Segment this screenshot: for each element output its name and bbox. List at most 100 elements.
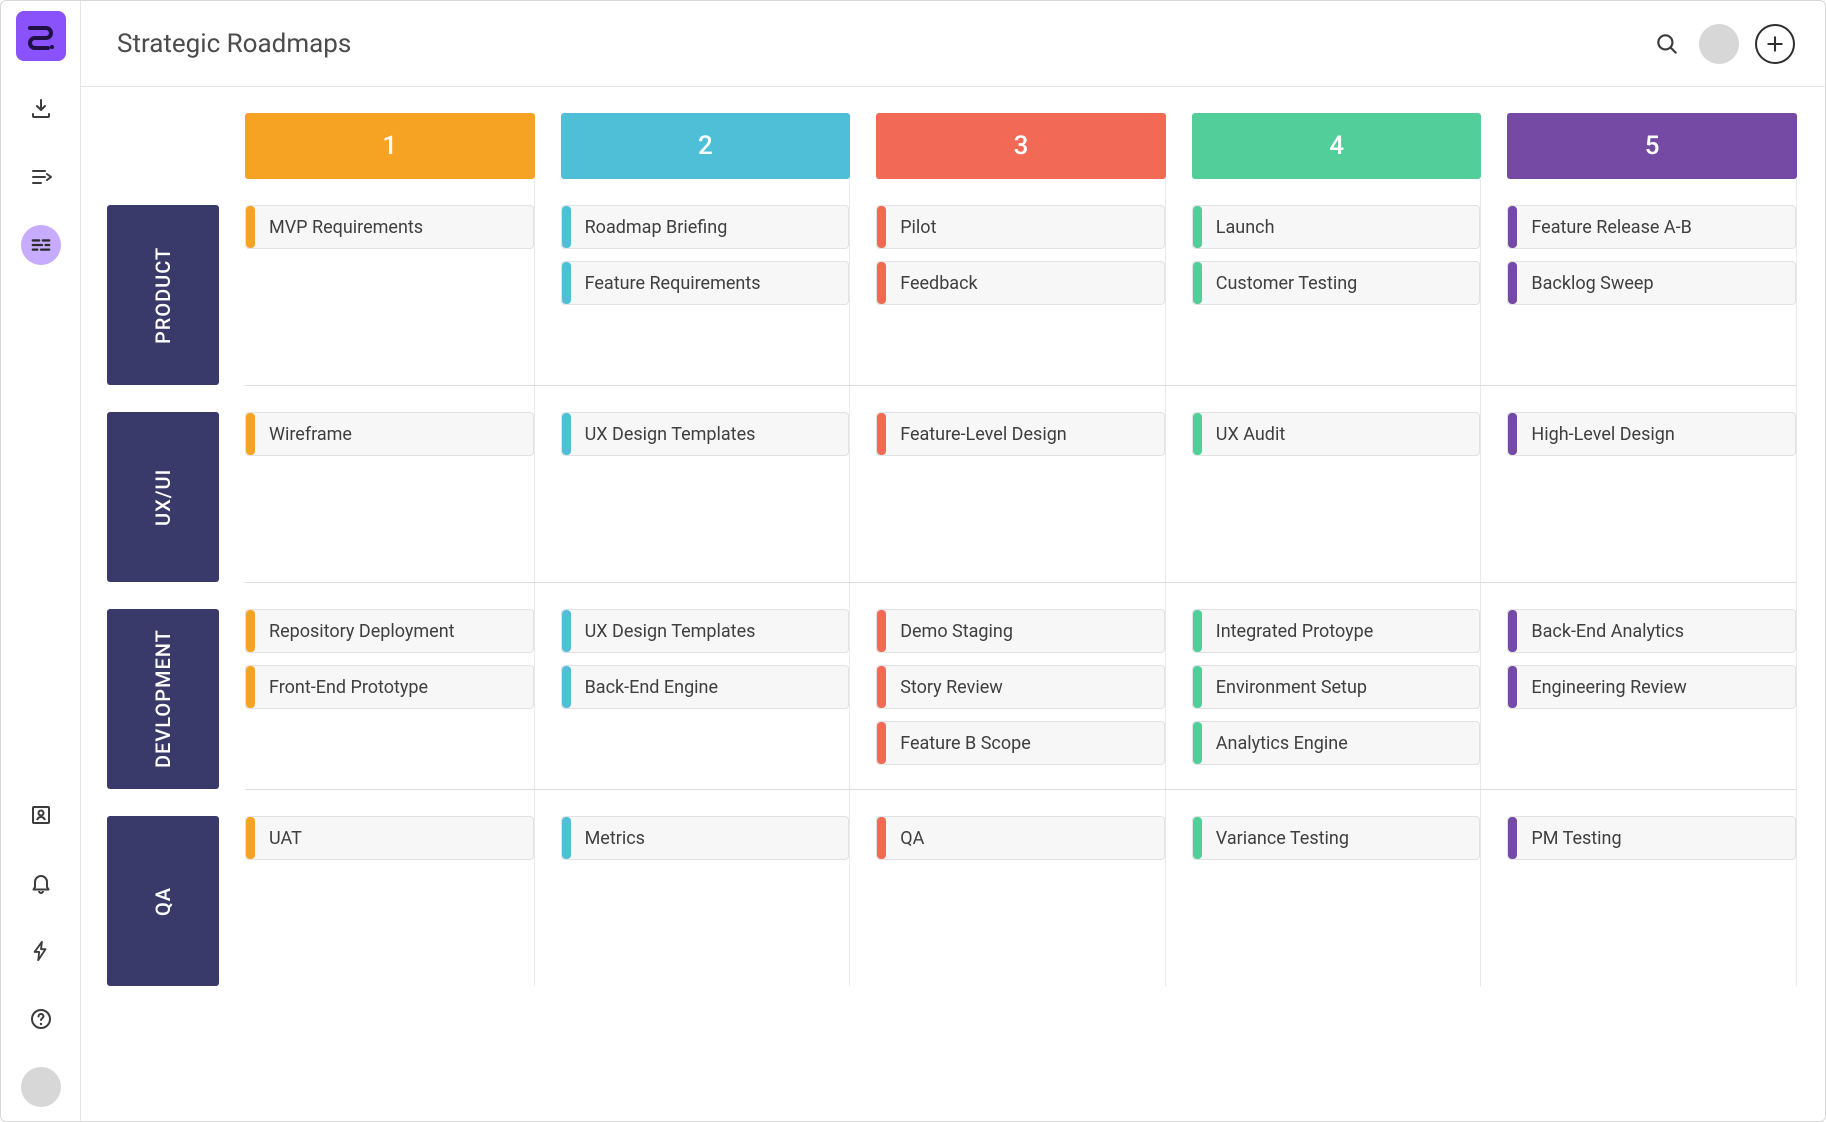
roadmap-board: 12345 PRODUCT MVP Requirements Roadmap Brie… [81, 87, 1825, 1121]
app-logo[interactable] [16, 11, 66, 61]
card-title: UAT [255, 828, 302, 849]
roadmap-card[interactable]: Backlog Sweep [1507, 261, 1796, 305]
card-title: Feature Requirements [571, 273, 761, 294]
roadmap-card[interactable]: Pilot [876, 205, 1165, 249]
app-window: Strategic Roadmaps 12345 PRODUCT MVP Requi… [0, 0, 1826, 1122]
card-stripe [562, 666, 571, 708]
nav-import[interactable] [21, 89, 61, 129]
card-stripe [877, 413, 886, 455]
card-title: UX Design Templates [571, 424, 756, 445]
card-stripe [562, 817, 571, 859]
roadmap-card[interactable]: Demo Staging [876, 609, 1165, 653]
roadmap-card[interactable]: PM Testing [1507, 816, 1796, 860]
roadmap-card[interactable]: Analytics Engine [1192, 721, 1481, 765]
nav-actions[interactable] [21, 931, 61, 971]
download-tray-icon [29, 97, 53, 121]
nav-swimlane-view[interactable] [21, 225, 61, 265]
roadmap-card[interactable]: Variance Testing [1192, 816, 1481, 860]
roadmap-card[interactable]: Front-End Prototype [245, 665, 534, 709]
roadmap-card[interactable]: Roadmap Briefing [561, 205, 850, 249]
card-stripe [1193, 666, 1202, 708]
card-stripe [562, 206, 571, 248]
column-header-4[interactable]: 4 [1192, 113, 1482, 179]
help-circle-icon [29, 1007, 53, 1031]
swimlane-label-text: UX/UI [151, 468, 175, 525]
card-title: Back-End Analytics [1517, 621, 1684, 642]
roadmap-card[interactable]: Repository Deployment [245, 609, 534, 653]
roadmap-card[interactable]: Environment Setup [1192, 665, 1481, 709]
roadmap-card[interactable]: Engineering Review [1507, 665, 1796, 709]
nav-help[interactable] [21, 999, 61, 1039]
card-title: Analytics Engine [1202, 733, 1348, 754]
column-header-1[interactable]: 1 [245, 113, 535, 179]
roadmap-card[interactable]: Wireframe [245, 412, 534, 456]
cell: Demo Staging Story Review Feature B Scope [876, 583, 1166, 789]
card-title: Front-End Prototype [255, 677, 428, 698]
cell: UX Audit [1192, 386, 1482, 582]
add-button[interactable] [1755, 24, 1795, 64]
roadmap-card[interactable]: MVP Requirements [245, 205, 534, 249]
swimlane-label-ux-ui[interactable]: UX/UI [107, 412, 219, 582]
card-title: PM Testing [1517, 828, 1621, 849]
card-title: QA [886, 828, 924, 849]
nav-list-play[interactable] [21, 157, 61, 197]
nav-notifications[interactable] [21, 863, 61, 903]
search-icon [1654, 31, 1680, 57]
swimlane-label-devlopment[interactable]: DEVLOPMENT [107, 609, 219, 789]
cell: Metrics [561, 790, 851, 986]
column-header-5[interactable]: 5 [1507, 113, 1797, 179]
roadmap-card[interactable]: Story Review [876, 665, 1165, 709]
roadmap-card[interactable]: QA [876, 816, 1165, 860]
card-title: MVP Requirements [255, 217, 423, 238]
swimlane-label-qa[interactable]: QA [107, 816, 219, 986]
user-avatar-rail[interactable] [21, 1067, 61, 1107]
card-stripe [1508, 817, 1517, 859]
card-title: Variance Testing [1202, 828, 1349, 849]
roadmap-card[interactable]: UX Audit [1192, 412, 1481, 456]
page-title: Strategic Roadmaps [117, 29, 351, 59]
roadmap-card[interactable]: UAT [245, 816, 534, 860]
cell: High-Level Design [1507, 386, 1797, 582]
cell: Variance Testing [1192, 790, 1482, 986]
list-arrow-icon [29, 165, 53, 189]
roadmap-card[interactable]: Integrated Protoype [1192, 609, 1481, 653]
card-title: Repository Deployment [255, 621, 455, 642]
roadmap-card[interactable]: Customer Testing [1192, 261, 1481, 305]
search-button[interactable] [1647, 24, 1687, 64]
cell: Integrated Protoype Environment Setup Anal… [1192, 583, 1482, 789]
card-title: Backlog Sweep [1517, 273, 1653, 294]
column-header-2[interactable]: 2 [561, 113, 851, 179]
card-title: Customer Testing [1202, 273, 1357, 294]
card-stripe [562, 262, 571, 304]
cell: Back-End Analytics Engineering Review [1507, 583, 1797, 789]
column-header-3[interactable]: 3 [876, 113, 1166, 179]
nav-contacts[interactable] [21, 795, 61, 835]
card-stripe [1193, 206, 1202, 248]
roadmap-card[interactable]: Feature B Scope [876, 721, 1165, 765]
roadmap-card[interactable]: Metrics [561, 816, 850, 860]
roadmap-card[interactable]: Back-End Engine [561, 665, 850, 709]
roadmap-card[interactable]: Back-End Analytics [1507, 609, 1796, 653]
card-stripe [877, 722, 886, 764]
roadmap-card[interactable]: Launch [1192, 205, 1481, 249]
roadmap-card[interactable]: Feature-Level Design [876, 412, 1165, 456]
card-title: Story Review [886, 677, 1003, 698]
swimlane-label-text: PRODUCT [151, 246, 175, 343]
swimlane-label-product[interactable]: PRODUCT [107, 205, 219, 385]
card-title: High-Level Design [1517, 424, 1674, 445]
roadmap-card[interactable]: Feature Release A-B [1507, 205, 1796, 249]
card-stripe [246, 666, 255, 708]
roadmap-card[interactable]: Feedback [876, 261, 1165, 305]
user-avatar-top[interactable] [1699, 24, 1739, 64]
roadmap-card[interactable]: UX Design Templates [561, 609, 850, 653]
card-stripe [877, 206, 886, 248]
roadmap-card[interactable]: Feature Requirements [561, 261, 850, 305]
card-stripe [1193, 722, 1202, 764]
card-stripe [877, 817, 886, 859]
card-stripe [562, 413, 571, 455]
cell: Roadmap Briefing Feature Requirements [561, 179, 851, 385]
roadmap-card[interactable]: UX Design Templates [561, 412, 850, 456]
top-bar: Strategic Roadmaps [81, 1, 1825, 87]
card-stripe [877, 610, 886, 652]
roadmap-card[interactable]: High-Level Design [1507, 412, 1796, 456]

______

> **Written exercise**
Format every line of the listing above as a numbered list. Skip blank lines and omit the pictures.

> **Task output**
1. Segment this screenshot: for each element output its name and bbox. List at most 100 elements.
2. roadmap-board: 12345 PRODUCT MVP Requirements Roadmap Brie… [81, 87, 1825, 1121]
3. app-logo[interactable] [16, 11, 66, 61]
4. card-title: UAT [255, 828, 302, 849]
5. roadmap-card[interactable]: Backlog Sweep [1507, 261, 1796, 305]
6. card-title: Feature Requirements [571, 273, 761, 294]
7. roadmap-card[interactable]: Pilot [876, 205, 1165, 249]
8. app-window: Strategic Roadmaps 12345 PRODUCT MVP Requi… [0, 0, 1826, 1122]
9. card-stripe [562, 666, 571, 708]
10. nav-import[interactable] [21, 89, 61, 129]
11. card-stripe [877, 413, 886, 455]
12. card-title: UX Design Templates [571, 424, 756, 445]
13. card-stripe [562, 817, 571, 859]
14. roadmap-card[interactable]: Demo Staging [876, 609, 1165, 653]
15. roadmap-card[interactable]: PM Testing [1507, 816, 1796, 860]
16. roadmap-card[interactable]: Analytics Engine [1192, 721, 1481, 765]
17. nav-actions[interactable] [21, 931, 61, 971]
18. download-tray-icon [29, 97, 53, 121]
19. nav-swimlane-view[interactable] [21, 225, 61, 265]
20. roadmap-card[interactable]: Variance Testing [1192, 816, 1481, 860]
21. roadmap-card[interactable]: Front-End Prototype [245, 665, 534, 709]
22. roadmap-card[interactable]: Roadmap Briefing [561, 205, 850, 249]
23. card-stripe [1193, 666, 1202, 708]
24. card-stripe [562, 206, 571, 248]
25. column-header-4[interactable]: 4 [1192, 113, 1482, 179]
26. help-circle-icon [29, 1007, 53, 1031]
27. swimlane-label-text: UX/UI [151, 468, 175, 525]
28. card-title: Back-End Analytics [1517, 621, 1684, 642]
29. roadmap-card[interactable]: Repository Deployment [245, 609, 534, 653]
30. roadmap-card[interactable]: Environment Setup [1192, 665, 1481, 709]
31. roadmap-card[interactable]: Engineering Review [1507, 665, 1796, 709]
32. nav-help[interactable] [21, 999, 61, 1039]
33. card-title: Analytics Engine [1202, 733, 1348, 754]
34. column-header-1[interactable]: 1 [245, 113, 535, 179]
35. roadmap-card[interactable]: Wireframe [245, 412, 534, 456]
36. cell: Demo Staging Story Review Feature B Scope [876, 583, 1166, 789]
37. card-title: Front-End Prototype [255, 677, 428, 698]
38. cell: UX Audit [1192, 386, 1482, 582]
39. add-button[interactable] [1755, 24, 1795, 64]
40. roadmap-card[interactable]: MVP Requirements [245, 205, 534, 249]
41. swimlane-label-ux-ui[interactable]: UX/UI [107, 412, 219, 582]
42. card-title: PM Testing [1517, 828, 1621, 849]
43. card-title: QA [886, 828, 924, 849]
44. nav-list-play[interactable] [21, 157, 61, 197]
45. nav-notifications[interactable] [21, 863, 61, 903]
46. search-icon [1654, 31, 1680, 57]
47. swimlane-label-devlopment[interactable]: DEVLOPMENT [107, 609, 219, 789]
48. cell: Metrics [561, 790, 851, 986]
49. column-header-5[interactable]: 5 [1507, 113, 1797, 179]
50. roadmap-card[interactable]: Story Review [876, 665, 1165, 709]
51. roadmap-card[interactable]: QA [876, 816, 1165, 860]
52. card-title: MVP Requirements [255, 217, 423, 238]
53. swimlane-label-qa[interactable]: QA [107, 816, 219, 986]
54. user-avatar-rail[interactable] [21, 1067, 61, 1107]
55. card-stripe [1508, 817, 1517, 859]
56. card-title: Variance Testing [1202, 828, 1349, 849]
57. roadmap-card[interactable]: UX Audit [1192, 412, 1481, 456]
58. page-title: Strategic Roadmaps [117, 29, 351, 59]
59. roadmap-card[interactable]: UAT [245, 816, 534, 860]
60. cell: High-Level Design [1507, 386, 1797, 582]
61. cell: Variance Testing [1192, 790, 1482, 986]
62. list-arrow-icon [29, 165, 53, 189]
63. roadmap-card[interactable]: Integrated Protoype [1192, 609, 1481, 653]
64. card-title: Repository Deployment [255, 621, 455, 642]
65. roadmap-card[interactable]: Customer Testing [1192, 261, 1481, 305]
66. search-button[interactable] [1647, 24, 1687, 64]
67. cell: Integrated Protoype Environment Setup Anal… [1192, 583, 1482, 789]
68. card-title: Backlog Sweep [1517, 273, 1653, 294]
69. column-header-2[interactable]: 2 [561, 113, 851, 179]
70. card-title: Customer Testing [1202, 273, 1357, 294]
71. card-stripe [562, 262, 571, 304]
72. cell: Back-End Analytics Engineering Review [1507, 583, 1797, 789]
73. column-header-3[interactable]: 3 [876, 113, 1166, 179]
74. nav-contacts[interactable] [21, 795, 61, 835]
75. card-stripe [1193, 206, 1202, 248]
76. roadmap-card[interactable]: Feature B Scope [876, 721, 1165, 765]
77. roadmap-card[interactable]: Metrics [561, 816, 850, 860]
78. roadmap-card[interactable]: Back-End Engine [561, 665, 850, 709]
79. roadmap-card[interactable]: Back-End Analytics [1507, 609, 1796, 653]
80. card-stripe [877, 722, 886, 764]
81. roadmap-card[interactable]: Launch [1192, 205, 1481, 249]
82. roadmap-card[interactable]: Feature-Level Design [876, 412, 1165, 456]
83. card-title: Story Review [886, 677, 1003, 698]
84. swimlane-label-text: PRODUCT [151, 246, 175, 343]
85. swimlane-label-product[interactable]: PRODUCT [107, 205, 219, 385]
86. card-title: High-Level Design [1517, 424, 1674, 445]
87. roadmap-card[interactable]: Feature Release A-B [1507, 205, 1796, 249]
88. card-stripe [246, 666, 255, 708]
89. roadmap-card[interactable]: Feedback [876, 261, 1165, 305]
90. user-avatar-top[interactable] [1699, 24, 1739, 64]
91. roadmap-card[interactable]: UX Design Templates [561, 609, 850, 653]
92. card-stripe [877, 206, 886, 248]
93. roadmap-card[interactable]: Feature Requirements [561, 261, 850, 305]
94. card-stripe [1193, 722, 1202, 764]
95. card-stripe [877, 817, 886, 859]
96. card-stripe [562, 413, 571, 455]
97. cell: Roadmap Briefing Feature Requirements [561, 179, 851, 385]
98. roadmap-card[interactable]: UX Design Templates [561, 412, 850, 456]
99. top-bar: Strategic Roadmaps [81, 1, 1825, 87]
100. card-stripe [877, 610, 886, 652]
101. roadmap-card[interactable]: High-Level Design [1507, 412, 1796, 456]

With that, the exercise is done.